WHAT IS BEING ASKED:
Copy out all the records, word for word.

[Saved data entries]
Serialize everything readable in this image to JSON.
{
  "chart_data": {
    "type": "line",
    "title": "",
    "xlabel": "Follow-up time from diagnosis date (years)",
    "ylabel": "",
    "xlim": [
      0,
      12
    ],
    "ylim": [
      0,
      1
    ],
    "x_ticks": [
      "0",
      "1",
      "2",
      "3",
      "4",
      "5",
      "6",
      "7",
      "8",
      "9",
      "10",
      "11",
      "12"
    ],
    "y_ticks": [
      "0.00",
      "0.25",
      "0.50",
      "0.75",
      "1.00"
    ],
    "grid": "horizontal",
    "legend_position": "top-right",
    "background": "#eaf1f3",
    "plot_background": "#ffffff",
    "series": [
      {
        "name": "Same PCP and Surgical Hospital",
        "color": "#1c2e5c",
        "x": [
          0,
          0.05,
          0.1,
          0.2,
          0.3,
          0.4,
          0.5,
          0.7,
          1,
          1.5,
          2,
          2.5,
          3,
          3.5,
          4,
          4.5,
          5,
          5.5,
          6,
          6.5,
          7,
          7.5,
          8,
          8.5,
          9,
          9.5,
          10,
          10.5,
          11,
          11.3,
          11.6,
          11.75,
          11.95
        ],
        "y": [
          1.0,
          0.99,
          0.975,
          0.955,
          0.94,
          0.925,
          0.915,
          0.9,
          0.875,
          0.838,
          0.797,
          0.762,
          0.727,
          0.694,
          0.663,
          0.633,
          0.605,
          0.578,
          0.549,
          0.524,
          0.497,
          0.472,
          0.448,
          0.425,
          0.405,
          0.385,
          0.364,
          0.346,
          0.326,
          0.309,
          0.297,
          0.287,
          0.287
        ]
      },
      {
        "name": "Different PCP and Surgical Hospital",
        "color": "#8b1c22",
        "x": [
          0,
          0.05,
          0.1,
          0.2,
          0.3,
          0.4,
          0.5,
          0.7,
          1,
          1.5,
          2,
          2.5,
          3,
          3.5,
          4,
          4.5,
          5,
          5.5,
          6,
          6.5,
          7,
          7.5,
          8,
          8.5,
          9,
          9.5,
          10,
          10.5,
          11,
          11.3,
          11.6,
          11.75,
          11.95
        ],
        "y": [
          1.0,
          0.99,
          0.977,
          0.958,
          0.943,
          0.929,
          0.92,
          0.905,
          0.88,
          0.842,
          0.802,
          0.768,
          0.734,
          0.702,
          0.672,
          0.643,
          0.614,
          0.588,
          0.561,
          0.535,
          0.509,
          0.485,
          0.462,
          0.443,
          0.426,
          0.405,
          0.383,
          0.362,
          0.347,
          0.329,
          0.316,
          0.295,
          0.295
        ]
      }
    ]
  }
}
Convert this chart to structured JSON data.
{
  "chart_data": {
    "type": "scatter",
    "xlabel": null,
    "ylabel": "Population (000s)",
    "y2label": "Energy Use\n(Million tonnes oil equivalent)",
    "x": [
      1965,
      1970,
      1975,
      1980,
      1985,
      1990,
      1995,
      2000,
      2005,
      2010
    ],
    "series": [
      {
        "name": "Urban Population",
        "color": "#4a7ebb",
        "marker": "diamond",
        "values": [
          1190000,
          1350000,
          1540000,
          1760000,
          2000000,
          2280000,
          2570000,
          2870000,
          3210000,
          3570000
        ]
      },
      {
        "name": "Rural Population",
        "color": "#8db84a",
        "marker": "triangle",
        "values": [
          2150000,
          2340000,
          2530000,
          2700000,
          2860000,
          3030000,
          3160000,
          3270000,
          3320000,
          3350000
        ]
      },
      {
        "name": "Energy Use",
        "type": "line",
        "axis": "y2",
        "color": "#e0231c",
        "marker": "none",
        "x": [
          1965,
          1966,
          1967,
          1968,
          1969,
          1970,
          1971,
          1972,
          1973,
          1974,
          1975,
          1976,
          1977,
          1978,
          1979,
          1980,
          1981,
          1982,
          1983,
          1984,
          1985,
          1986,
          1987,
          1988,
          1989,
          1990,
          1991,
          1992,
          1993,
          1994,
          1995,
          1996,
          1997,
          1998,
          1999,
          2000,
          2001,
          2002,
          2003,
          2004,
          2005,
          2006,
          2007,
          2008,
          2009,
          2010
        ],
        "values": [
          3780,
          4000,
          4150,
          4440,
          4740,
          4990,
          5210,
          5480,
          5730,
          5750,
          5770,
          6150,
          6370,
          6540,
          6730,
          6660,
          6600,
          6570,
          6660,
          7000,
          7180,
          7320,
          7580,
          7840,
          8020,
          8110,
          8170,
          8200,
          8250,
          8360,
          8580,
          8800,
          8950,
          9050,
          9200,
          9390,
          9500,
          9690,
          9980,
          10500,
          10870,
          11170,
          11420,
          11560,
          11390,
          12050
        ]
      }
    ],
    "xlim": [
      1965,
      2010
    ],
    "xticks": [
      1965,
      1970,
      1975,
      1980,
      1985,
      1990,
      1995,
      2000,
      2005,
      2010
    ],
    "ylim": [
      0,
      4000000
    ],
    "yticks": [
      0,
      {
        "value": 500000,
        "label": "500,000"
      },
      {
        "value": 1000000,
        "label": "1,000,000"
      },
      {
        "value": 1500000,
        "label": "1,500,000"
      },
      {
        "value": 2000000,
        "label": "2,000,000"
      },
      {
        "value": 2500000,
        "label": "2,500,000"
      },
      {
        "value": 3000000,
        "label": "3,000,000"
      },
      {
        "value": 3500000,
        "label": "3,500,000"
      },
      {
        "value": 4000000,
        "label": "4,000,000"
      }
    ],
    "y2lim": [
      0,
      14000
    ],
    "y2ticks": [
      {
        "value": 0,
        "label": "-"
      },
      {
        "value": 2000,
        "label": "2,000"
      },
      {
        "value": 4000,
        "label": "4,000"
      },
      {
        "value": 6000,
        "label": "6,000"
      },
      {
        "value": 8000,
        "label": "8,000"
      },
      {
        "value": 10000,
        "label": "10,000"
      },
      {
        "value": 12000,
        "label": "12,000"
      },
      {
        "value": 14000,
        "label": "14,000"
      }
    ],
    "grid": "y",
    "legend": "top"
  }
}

WRITTEN RESPONSE:
Serialize everything readable in this image to JSON.
{
  "chart_data": {
    "type": "line",
    "title": "",
    "xlabel": "Follow-up time from diagnosis date (years)",
    "ylabel": "",
    "xlim": [
      0,
      12
    ],
    "ylim": [
      0,
      1
    ],
    "x_ticks": [
      "0",
      "1",
      "2",
      "3",
      "4",
      "5",
      "6",
      "7",
      "8",
      "9",
      "10",
      "11",
      "12"
    ],
    "y_ticks": [
      "0.00",
      "0.25",
      "0.50",
      "0.75",
      "1.00"
    ],
    "grid": "horizontal",
    "legend_position": "top-right",
    "background": "#eaf1f3",
    "plot_background": "#ffffff",
    "series": [
      {
        "name": "Same PCP and Surgical Hospital",
        "color": "#1c2e5c",
        "x": [
          0,
          0.05,
          0.1,
          0.2,
          0.3,
          0.4,
          0.5,
          0.7,
          1,
          1.5,
          2,
          2.5,
          3,
          3.5,
          4,
          4.5,
          5,
          5.5,
          6,
          6.5,
          7,
          7.5,
          8,
          8.5,
          9,
          9.5,
          10,
          10.5,
          11,
          11.3,
          11.6,
          11.75,
          11.95
        ],
        "y": [
          1.0,
          0.99,
          0.975,
          0.955,
          0.94,
          0.925,
          0.915,
          0.9,
          0.875,
          0.838,
          0.797,
          0.762,
          0.727,
          0.694,
          0.663,
          0.633,
          0.605,
          0.578,
          0.549,
          0.524,
          0.497,
          0.472,
          0.448,
          0.425,
          0.405,
          0.385,
          0.364,
          0.346,
          0.326,
          0.309,
          0.297,
          0.287,
          0.287
        ]
      },
      {
        "name": "Different PCP and Surgical Hospital",
        "color": "#8b1c22",
        "x": [
          0,
          0.05,
          0.1,
          0.2,
          0.3,
          0.4,
          0.5,
          0.7,
          1,
          1.5,
          2,
          2.5,
          3,
          3.5,
          4,
          4.5,
          5,
          5.5,
          6,
          6.5,
          7,
          7.5,
          8,
          8.5,
          9,
          9.5,
          10,
          10.5,
          11,
          11.3,
          11.6,
          11.75,
          11.95
        ],
        "y": [
          1.0,
          0.99,
          0.977,
          0.958,
          0.943,
          0.929,
          0.92,
          0.905,
          0.88,
          0.842,
          0.802,
          0.768,
          0.734,
          0.702,
          0.672,
          0.643,
          0.614,
          0.588,
          0.561,
          0.535,
          0.509,
          0.485,
          0.462,
          0.443,
          0.426,
          0.405,
          0.383,
          0.362,
          0.347,
          0.329,
          0.316,
          0.295,
          0.295
        ]
      }
    ]
  }
}
Convert this chart to structured JSON data.
{
  "chart_data": {
    "type": "scatter",
    "xlabel": null,
    "ylabel": "Population (000s)",
    "y2label": "Energy Use\n(Million tonnes oil equivalent)",
    "x": [
      1965,
      1970,
      1975,
      1980,
      1985,
      1990,
      1995,
      2000,
      2005,
      2010
    ],
    "series": [
      {
        "name": "Urban Population",
        "color": "#4a7ebb",
        "marker": "diamond",
        "values": [
          1190000,
          1350000,
          1540000,
          1760000,
          2000000,
          2280000,
          2570000,
          2870000,
          3210000,
          3570000
        ]
      },
      {
        "name": "Rural Population",
        "color": "#8db84a",
        "marker": "triangle",
        "values": [
          2150000,
          2340000,
          2530000,
          2700000,
          2860000,
          3030000,
          3160000,
          3270000,
          3320000,
          3350000
        ]
      },
      {
        "name": "Energy Use",
        "type": "line",
        "axis": "y2",
        "color": "#e0231c",
        "marker": "none",
        "x": [
          1965,
          1966,
          1967,
          1968,
          1969,
          1970,
          1971,
          1972,
          1973,
          1974,
          1975,
          1976,
          1977,
          1978,
          1979,
          1980,
          1981,
          1982,
          1983,
          1984,
          1985,
          1986,
          1987,
          1988,
          1989,
          1990,
          1991,
          1992,
          1993,
          1994,
          1995,
          1996,
          1997,
          1998,
          1999,
          2000,
          2001,
          2002,
          2003,
          2004,
          2005,
          2006,
          2007,
          2008,
          2009,
          2010
        ],
        "values": [
          3780,
          4000,
          4150,
          4440,
          4740,
          4990,
          5210,
          5480,
          5730,
          5750,
          5770,
          6150,
          6370,
          6540,
          6730,
          6660,
          6600,
          6570,
          6660,
          7000,
          7180,
          7320,
          7580,
          7840,
          8020,
          8110,
          8170,
          8200,
          8250,
          8360,
          8580,
          8800,
          8950,
          9050,
          9200,
          9390,
          9500,
          9690,
          9980,
          10500,
          10870,
          11170,
          11420,
          11560,
          11390,
          12050
        ]
      }
    ],
    "xlim": [
      1965,
      2010
    ],
    "xticks": [
      1965,
      1970,
      1975,
      1980,
      1985,
      1990,
      1995,
      2000,
      2005,
      2010
    ],
    "ylim": [
      0,
      4000000
    ],
    "yticks": [
      0,
      {
        "value": 500000,
        "label": "500,000"
      },
      {
        "value": 1000000,
        "label": "1,000,000"
      },
      {
        "value": 1500000,
        "label": "1,500,000"
      },
      {
        "value": 2000000,
        "label": "2,000,000"
      },
      {
        "value": 2500000,
        "label": "2,500,000"
      },
      {
        "value": 3000000,
        "label": "3,000,000"
      },
      {
        "value": 3500000,
        "label": "3,500,000"
      },
      {
        "value": 4000000,
        "label": "4,000,000"
      }
    ],
    "y2lim": [
      0,
      14000
    ],
    "y2ticks": [
      {
        "value": 0,
        "label": "-"
      },
      {
        "value": 2000,
        "label": "2,000"
      },
      {
        "value": 4000,
        "label": "4,000"
      },
      {
        "value": 6000,
        "label": "6,000"
      },
      {
        "value": 8000,
        "label": "8,000"
      },
      {
        "value": 10000,
        "label": "10,000"
      },
      {
        "value": 12000,
        "label": "12,000"
      },
      {
        "value": 14000,
        "label": "14,000"
      }
    ],
    "grid": "y",
    "legend": "top"
  }
}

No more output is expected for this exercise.